Exercise objective. Leaving out the pictures, retype all the material exactly.

Collected data:
::::::::

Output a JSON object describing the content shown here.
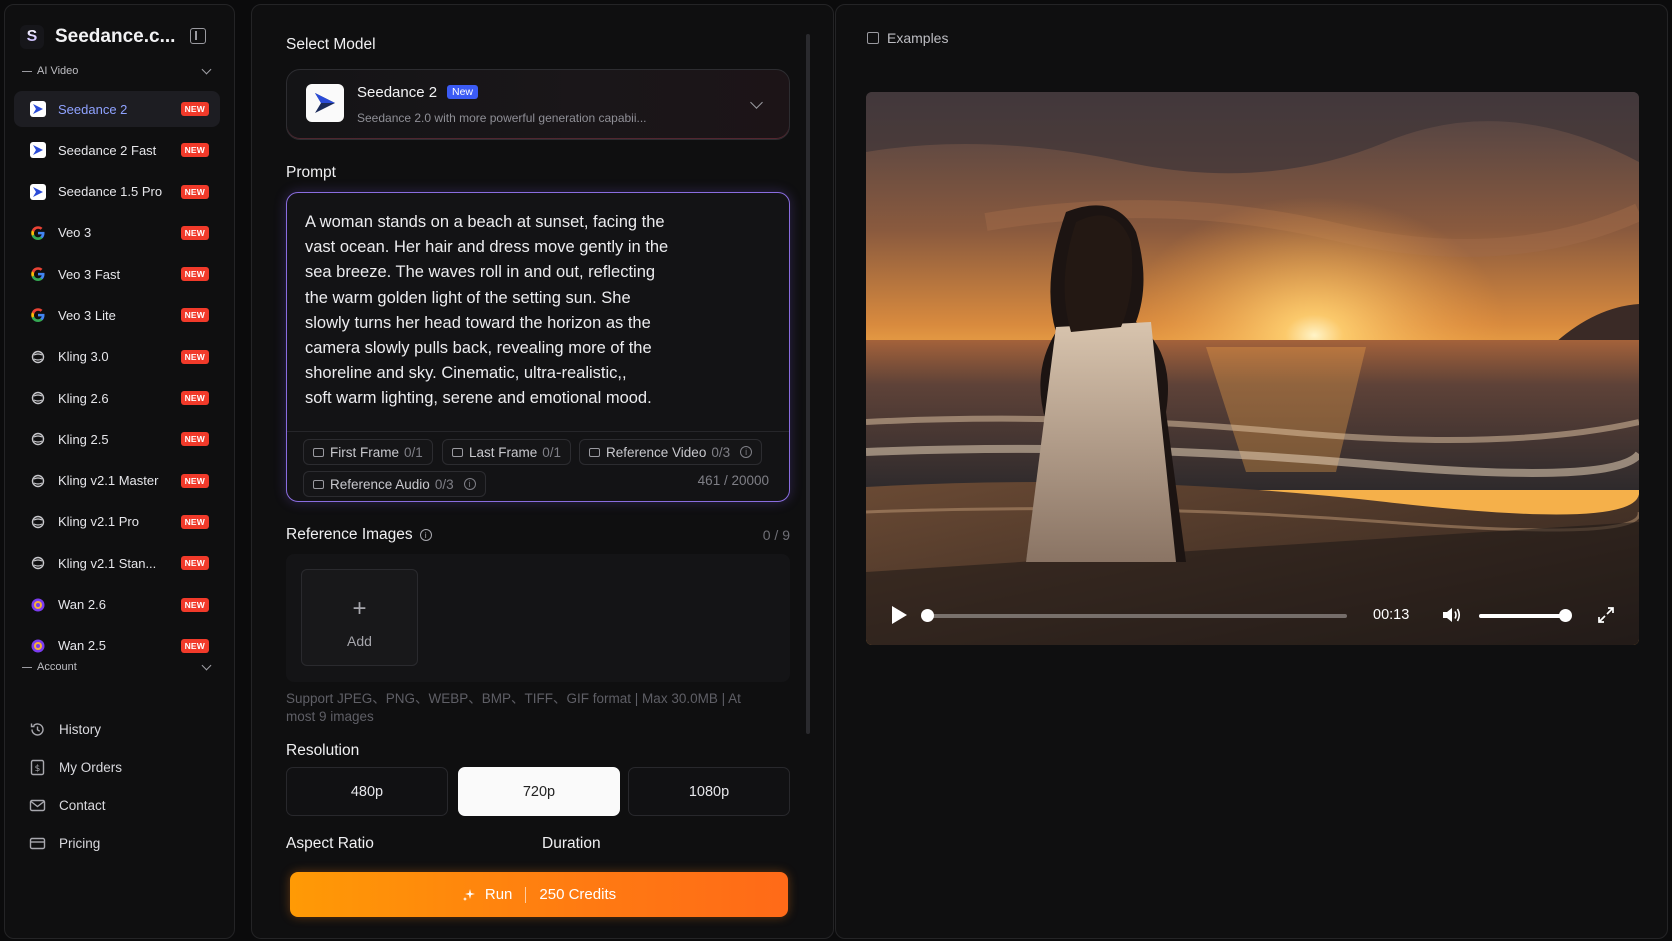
{
  "brand": {
    "name": "Seedance.c...",
    "logo_letter": "S"
  },
  "sidebar": {
    "ai_video_label": "AI Video",
    "models": [
      {
        "label": "Seedance 2",
        "icon": "seedance-icon",
        "badge": "NEW",
        "active": true
      },
      {
        "label": "Seedance 2 Fast",
        "icon": "seedance-icon",
        "badge": "NEW",
        "active": false
      },
      {
        "label": "Seedance 1.5 Pro",
        "icon": "seedance-icon",
        "badge": "NEW",
        "active": false
      },
      {
        "label": "Veo 3",
        "icon": "google-icon",
        "badge": "NEW",
        "active": false
      },
      {
        "label": "Veo 3 Fast",
        "icon": "google-icon",
        "badge": "NEW",
        "active": false
      },
      {
        "label": "Veo 3 Lite",
        "icon": "google-icon",
        "badge": "NEW",
        "active": false
      },
      {
        "label": "Kling 3.0",
        "icon": "kling-icon",
        "badge": "NEW",
        "active": false
      },
      {
        "label": "Kling 2.6",
        "icon": "kling-icon",
        "badge": "NEW",
        "active": false
      },
      {
        "label": "Kling 2.5",
        "icon": "kling-icon",
        "badge": "NEW",
        "active": false
      },
      {
        "label": "Kling v2.1 Master",
        "icon": "kling-icon",
        "badge": "NEW",
        "active": false
      },
      {
        "label": "Kling v2.1 Pro",
        "icon": "kling-icon",
        "badge": "NEW",
        "active": false
      },
      {
        "label": "Kling v2.1 Stan...",
        "icon": "kling-icon",
        "badge": "NEW",
        "active": false
      },
      {
        "label": "Wan 2.6",
        "icon": "wan-icon",
        "badge": "NEW",
        "active": false
      },
      {
        "label": "Wan 2.5",
        "icon": "wan-icon",
        "badge": "NEW",
        "active": false
      }
    ],
    "account_label": "Account",
    "account_items": [
      {
        "label": "History",
        "icon": "history-icon"
      },
      {
        "label": "My Orders",
        "icon": "orders-icon"
      },
      {
        "label": "Contact",
        "icon": "mail-icon"
      },
      {
        "label": "Pricing",
        "icon": "card-icon"
      }
    ]
  },
  "form": {
    "select_model_label": "Select Model",
    "model": {
      "name": "Seedance 2",
      "tag": "New",
      "description": "Seedance 2.0 with more powerful generation capabii..."
    },
    "prompt_label": "Prompt",
    "prompt_text": "A woman stands on a beach at sunset, facing the\nvast ocean. Her hair and dress move gently in the\nsea breeze. The waves roll in and out, reflecting\nthe warm golden light of the setting sun. She\nslowly turns her head toward the horizon as the\ncamera slowly pulls back, revealing more of the\nshoreline and sky. Cinematic, ultra-realistic,,\nsoft warm lighting, serene and emotional mood.",
    "attachments": {
      "first_frame": {
        "label": "First Frame",
        "count": "0/1"
      },
      "last_frame": {
        "label": "Last Frame",
        "count": "0/1"
      },
      "reference_video": {
        "label": "Reference Video",
        "count": "0/3"
      },
      "reference_audio": {
        "label": "Reference Audio",
        "count": "0/3"
      }
    },
    "char_count": "461 / 20000",
    "reference_images": {
      "label": "Reference Images",
      "counter": "0 / 9",
      "add_label": "Add",
      "add_symbol": "+",
      "support_text": "Support JPEG、PNG、WEBP、BMP、TIFF、GIF format | Max 30.0MB | At most 9 images"
    },
    "resolution_label": "Resolution",
    "resolutions": [
      {
        "label": "480p",
        "selected": false
      },
      {
        "label": "720p",
        "selected": true
      },
      {
        "label": "1080p",
        "selected": false
      }
    ],
    "aspect_ratio_label": "Aspect Ratio",
    "duration_label": "Duration",
    "run": {
      "label": "Run",
      "credits": "250 Credits"
    }
  },
  "examples": {
    "title": "Examples",
    "player": {
      "time": "00:13",
      "progress": 0.0,
      "volume": 0.95
    }
  },
  "colors": {
    "accent_blue": "#8fa2ff",
    "badge_red": "#f13a2a",
    "run_orange": "#ff8a10",
    "prompt_border": "#8a6de0",
    "tag_blue": "#3b5bf5"
  }
}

::::::::

Solution to this exercise.
Output a JSON object describing the content shown here.
{
  "brand": {
    "name": "Seedance.c...",
    "logo_letter": "S"
  },
  "sidebar": {
    "ai_video_label": "AI Video",
    "models": [
      {
        "label": "Seedance 2",
        "icon": "seedance-icon",
        "badge": "NEW",
        "active": true
      },
      {
        "label": "Seedance 2 Fast",
        "icon": "seedance-icon",
        "badge": "NEW",
        "active": false
      },
      {
        "label": "Seedance 1.5 Pro",
        "icon": "seedance-icon",
        "badge": "NEW",
        "active": false
      },
      {
        "label": "Veo 3",
        "icon": "google-icon",
        "badge": "NEW",
        "active": false
      },
      {
        "label": "Veo 3 Fast",
        "icon": "google-icon",
        "badge": "NEW",
        "active": false
      },
      {
        "label": "Veo 3 Lite",
        "icon": "google-icon",
        "badge": "NEW",
        "active": false
      },
      {
        "label": "Kling 3.0",
        "icon": "kling-icon",
        "badge": "NEW",
        "active": false
      },
      {
        "label": "Kling 2.6",
        "icon": "kling-icon",
        "badge": "NEW",
        "active": false
      },
      {
        "label": "Kling 2.5",
        "icon": "kling-icon",
        "badge": "NEW",
        "active": false
      },
      {
        "label": "Kling v2.1 Master",
        "icon": "kling-icon",
        "badge": "NEW",
        "active": false
      },
      {
        "label": "Kling v2.1 Pro",
        "icon": "kling-icon",
        "badge": "NEW",
        "active": false
      },
      {
        "label": "Kling v2.1 Stan...",
        "icon": "kling-icon",
        "badge": "NEW",
        "active": false
      },
      {
        "label": "Wan 2.6",
        "icon": "wan-icon",
        "badge": "NEW",
        "active": false
      },
      {
        "label": "Wan 2.5",
        "icon": "wan-icon",
        "badge": "NEW",
        "active": false
      }
    ],
    "account_label": "Account",
    "account_items": [
      {
        "label": "History",
        "icon": "history-icon"
      },
      {
        "label": "My Orders",
        "icon": "orders-icon"
      },
      {
        "label": "Contact",
        "icon": "mail-icon"
      },
      {
        "label": "Pricing",
        "icon": "card-icon"
      }
    ]
  },
  "form": {
    "select_model_label": "Select Model",
    "model": {
      "name": "Seedance 2",
      "tag": "New",
      "description": "Seedance 2.0 with more powerful generation capabii..."
    },
    "prompt_label": "Prompt",
    "prompt_text": "A woman stands on a beach at sunset, facing the\nvast ocean. Her hair and dress move gently in the\nsea breeze. The waves roll in and out, reflecting\nthe warm golden light of the setting sun. She\nslowly turns her head toward the horizon as the\ncamera slowly pulls back, revealing more of the\nshoreline and sky. Cinematic, ultra-realistic,,\nsoft warm lighting, serene and emotional mood.",
    "attachments": {
      "first_frame": {
        "label": "First Frame",
        "count": "0/1"
      },
      "last_frame": {
        "label": "Last Frame",
        "count": "0/1"
      },
      "reference_video": {
        "label": "Reference Video",
        "count": "0/3"
      },
      "reference_audio": {
        "label": "Reference Audio",
        "count": "0/3"
      }
    },
    "char_count": "461 / 20000",
    "reference_images": {
      "label": "Reference Images",
      "counter": "0 / 9",
      "add_label": "Add",
      "add_symbol": "+",
      "support_text": "Support JPEG、PNG、WEBP、BMP、TIFF、GIF format | Max 30.0MB | At most 9 images"
    },
    "resolution_label": "Resolution",
    "resolutions": [
      {
        "label": "480p",
        "selected": false
      },
      {
        "label": "720p",
        "selected": true
      },
      {
        "label": "1080p",
        "selected": false
      }
    ],
    "aspect_ratio_label": "Aspect Ratio",
    "duration_label": "Duration",
    "run": {
      "label": "Run",
      "credits": "250 Credits"
    }
  },
  "examples": {
    "title": "Examples",
    "player": {
      "time": "00:13",
      "progress": 0.0,
      "volume": 0.95
    }
  },
  "colors": {
    "accent_blue": "#8fa2ff",
    "badge_red": "#f13a2a",
    "run_orange": "#ff8a10",
    "prompt_border": "#8a6de0",
    "tag_blue": "#3b5bf5"
  }
}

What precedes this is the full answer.